[Dataset records]

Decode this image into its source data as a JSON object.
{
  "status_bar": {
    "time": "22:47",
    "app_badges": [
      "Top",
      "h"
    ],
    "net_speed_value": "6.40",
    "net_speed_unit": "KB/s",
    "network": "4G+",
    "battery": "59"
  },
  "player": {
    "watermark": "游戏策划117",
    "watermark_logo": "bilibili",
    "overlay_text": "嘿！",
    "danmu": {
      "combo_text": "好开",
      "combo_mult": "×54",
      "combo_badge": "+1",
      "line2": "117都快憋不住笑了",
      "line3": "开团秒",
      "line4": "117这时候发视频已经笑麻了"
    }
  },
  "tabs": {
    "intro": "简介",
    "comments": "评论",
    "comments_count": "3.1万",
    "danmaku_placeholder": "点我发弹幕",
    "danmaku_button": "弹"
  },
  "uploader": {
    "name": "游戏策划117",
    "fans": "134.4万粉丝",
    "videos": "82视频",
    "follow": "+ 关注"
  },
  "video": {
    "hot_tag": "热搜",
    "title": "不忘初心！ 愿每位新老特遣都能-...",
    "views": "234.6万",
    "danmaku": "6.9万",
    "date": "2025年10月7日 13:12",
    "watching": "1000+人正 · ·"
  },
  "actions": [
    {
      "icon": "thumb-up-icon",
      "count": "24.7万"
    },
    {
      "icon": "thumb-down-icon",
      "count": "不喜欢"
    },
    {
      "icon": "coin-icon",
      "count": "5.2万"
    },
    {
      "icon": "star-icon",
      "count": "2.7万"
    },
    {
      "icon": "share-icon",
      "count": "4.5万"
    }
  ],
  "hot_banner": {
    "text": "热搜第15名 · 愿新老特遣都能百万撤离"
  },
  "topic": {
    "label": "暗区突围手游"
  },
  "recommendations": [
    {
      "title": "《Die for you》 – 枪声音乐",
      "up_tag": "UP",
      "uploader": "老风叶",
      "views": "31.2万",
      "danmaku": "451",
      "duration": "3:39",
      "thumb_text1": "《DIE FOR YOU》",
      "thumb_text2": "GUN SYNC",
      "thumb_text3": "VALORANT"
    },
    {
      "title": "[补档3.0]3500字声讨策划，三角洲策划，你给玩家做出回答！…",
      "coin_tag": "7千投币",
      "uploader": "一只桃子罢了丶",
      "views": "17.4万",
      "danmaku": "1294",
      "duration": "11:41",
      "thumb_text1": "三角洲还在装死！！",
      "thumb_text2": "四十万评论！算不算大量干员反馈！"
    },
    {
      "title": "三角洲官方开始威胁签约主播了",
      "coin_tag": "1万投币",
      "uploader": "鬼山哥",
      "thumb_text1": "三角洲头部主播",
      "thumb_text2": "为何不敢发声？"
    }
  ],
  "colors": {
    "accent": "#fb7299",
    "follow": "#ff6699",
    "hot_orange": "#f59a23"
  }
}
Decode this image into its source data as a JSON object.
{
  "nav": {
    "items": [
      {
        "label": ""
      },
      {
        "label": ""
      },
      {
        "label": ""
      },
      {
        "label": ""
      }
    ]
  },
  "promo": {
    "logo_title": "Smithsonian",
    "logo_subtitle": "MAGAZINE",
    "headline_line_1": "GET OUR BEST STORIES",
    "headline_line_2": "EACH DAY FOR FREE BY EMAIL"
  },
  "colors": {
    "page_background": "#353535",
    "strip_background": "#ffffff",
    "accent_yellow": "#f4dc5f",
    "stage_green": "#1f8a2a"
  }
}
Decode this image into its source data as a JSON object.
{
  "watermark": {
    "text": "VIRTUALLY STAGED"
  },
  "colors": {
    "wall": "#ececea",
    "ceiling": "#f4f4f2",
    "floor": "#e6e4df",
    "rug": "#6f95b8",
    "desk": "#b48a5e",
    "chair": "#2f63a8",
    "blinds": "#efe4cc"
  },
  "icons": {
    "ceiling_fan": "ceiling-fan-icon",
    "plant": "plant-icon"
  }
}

■ **JOB**
Return all the data above once more, precisely as given.

■ **EXPECTED ANSWER**
Decode this image into its source data as a JSON object.
{
  "status_bar": {
    "time": "22:47",
    "app_badges": [
      "Top",
      "h"
    ],
    "net_speed_value": "6.40",
    "net_speed_unit": "KB/s",
    "network": "4G+",
    "battery": "59"
  },
  "player": {
    "watermark": "游戏策划117",
    "watermark_logo": "bilibili",
    "overlay_text": "嘿！",
    "danmu": {
      "combo_text": "好开",
      "combo_mult": "×54",
      "combo_badge": "+1",
      "line2": "117都快憋不住笑了",
      "line3": "开团秒",
      "line4": "117这时候发视频已经笑麻了"
    }
  },
  "tabs": {
    "intro": "简介",
    "comments": "评论",
    "comments_count": "3.1万",
    "danmaku_placeholder": "点我发弹幕",
    "danmaku_button": "弹"
  },
  "uploader": {
    "name": "游戏策划117",
    "fans": "134.4万粉丝",
    "videos": "82视频",
    "follow": "+ 关注"
  },
  "video": {
    "hot_tag": "热搜",
    "title": "不忘初心！ 愿每位新老特遣都能-...",
    "views": "234.6万",
    "danmaku": "6.9万",
    "date": "2025年10月7日 13:12",
    "watching": "1000+人正 · ·"
  },
  "actions": [
    {
      "icon": "thumb-up-icon",
      "count": "24.7万"
    },
    {
      "icon": "thumb-down-icon",
      "count": "不喜欢"
    },
    {
      "icon": "coin-icon",
      "count": "5.2万"
    },
    {
      "icon": "star-icon",
      "count": "2.7万"
    },
    {
      "icon": "share-icon",
      "count": "4.5万"
    }
  ],
  "hot_banner": {
    "text": "热搜第15名 · 愿新老特遣都能百万撤离"
  },
  "topic": {
    "label": "暗区突围手游"
  },
  "recommendations": [
    {
      "title": "《Die for you》 – 枪声音乐",
      "up_tag": "UP",
      "uploader": "老风叶",
      "views": "31.2万",
      "danmaku": "451",
      "duration": "3:39",
      "thumb_text1": "《DIE FOR YOU》",
      "thumb_text2": "GUN SYNC",
      "thumb_text3": "VALORANT"
    },
    {
      "title": "[补档3.0]3500字声讨策划，三角洲策划，你给玩家做出回答！…",
      "coin_tag": "7千投币",
      "uploader": "一只桃子罢了丶",
      "views": "17.4万",
      "danmaku": "1294",
      "duration": "11:41",
      "thumb_text1": "三角洲还在装死！！",
      "thumb_text2": "四十万评论！算不算大量干员反馈！"
    },
    {
      "title": "三角洲官方开始威胁签约主播了",
      "coin_tag": "1万投币",
      "uploader": "鬼山哥",
      "thumb_text1": "三角洲头部主播",
      "thumb_text2": "为何不敢发声？"
    }
  ],
  "colors": {
    "accent": "#fb7299",
    "follow": "#ff6699",
    "hot_orange": "#f59a23"
  }
}
Decode this image into its source data as a JSON object.
{
  "nav": {
    "items": [
      {
        "label": ""
      },
      {
        "label": ""
      },
      {
        "label": ""
      },
      {
        "label": ""
      }
    ]
  },
  "promo": {
    "logo_title": "Smithsonian",
    "logo_subtitle": "MAGAZINE",
    "headline_line_1": "GET OUR BEST STORIES",
    "headline_line_2": "EACH DAY FOR FREE BY EMAIL"
  },
  "colors": {
    "page_background": "#353535",
    "strip_background": "#ffffff",
    "accent_yellow": "#f4dc5f",
    "stage_green": "#1f8a2a"
  }
}
Decode this image into its source data as a JSON object.
{
  "watermark": {
    "text": "VIRTUALLY STAGED"
  },
  "colors": {
    "wall": "#ececea",
    "ceiling": "#f4f4f2",
    "floor": "#e6e4df",
    "rug": "#6f95b8",
    "desk": "#b48a5e",
    "chair": "#2f63a8",
    "blinds": "#efe4cc"
  },
  "icons": {
    "ceiling_fan": "ceiling-fan-icon",
    "plant": "plant-icon"
  }
}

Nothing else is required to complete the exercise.